_Given exercise_
Copy all lines in which the word "name" can be found.

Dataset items
## BEGIN

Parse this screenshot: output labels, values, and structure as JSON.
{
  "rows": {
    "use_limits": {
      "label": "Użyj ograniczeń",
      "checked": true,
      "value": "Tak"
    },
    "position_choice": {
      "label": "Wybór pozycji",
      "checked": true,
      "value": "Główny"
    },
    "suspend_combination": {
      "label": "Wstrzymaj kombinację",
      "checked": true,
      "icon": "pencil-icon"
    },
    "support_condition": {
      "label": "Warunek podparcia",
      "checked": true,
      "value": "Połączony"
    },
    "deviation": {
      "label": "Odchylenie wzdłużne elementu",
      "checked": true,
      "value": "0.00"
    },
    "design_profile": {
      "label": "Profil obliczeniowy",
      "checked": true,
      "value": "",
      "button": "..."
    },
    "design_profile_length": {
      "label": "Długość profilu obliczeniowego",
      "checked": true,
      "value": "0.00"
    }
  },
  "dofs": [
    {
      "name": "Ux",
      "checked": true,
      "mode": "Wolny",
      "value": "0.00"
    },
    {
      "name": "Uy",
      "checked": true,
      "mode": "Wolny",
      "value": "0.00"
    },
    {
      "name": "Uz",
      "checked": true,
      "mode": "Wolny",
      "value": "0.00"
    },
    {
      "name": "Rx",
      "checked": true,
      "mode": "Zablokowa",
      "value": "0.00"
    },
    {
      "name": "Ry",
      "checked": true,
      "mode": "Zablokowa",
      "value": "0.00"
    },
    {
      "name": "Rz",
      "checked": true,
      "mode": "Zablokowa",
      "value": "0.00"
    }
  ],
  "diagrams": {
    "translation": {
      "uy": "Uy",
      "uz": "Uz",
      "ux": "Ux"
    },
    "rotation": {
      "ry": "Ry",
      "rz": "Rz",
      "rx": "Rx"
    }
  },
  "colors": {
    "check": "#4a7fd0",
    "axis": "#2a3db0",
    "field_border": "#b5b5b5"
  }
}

## END

_The reply_
      "name": "Ux",
      "name": "Uy",
      "name": "Uz",
      "name": "Rx",
      "name": "Ry",
      "name": "Rz",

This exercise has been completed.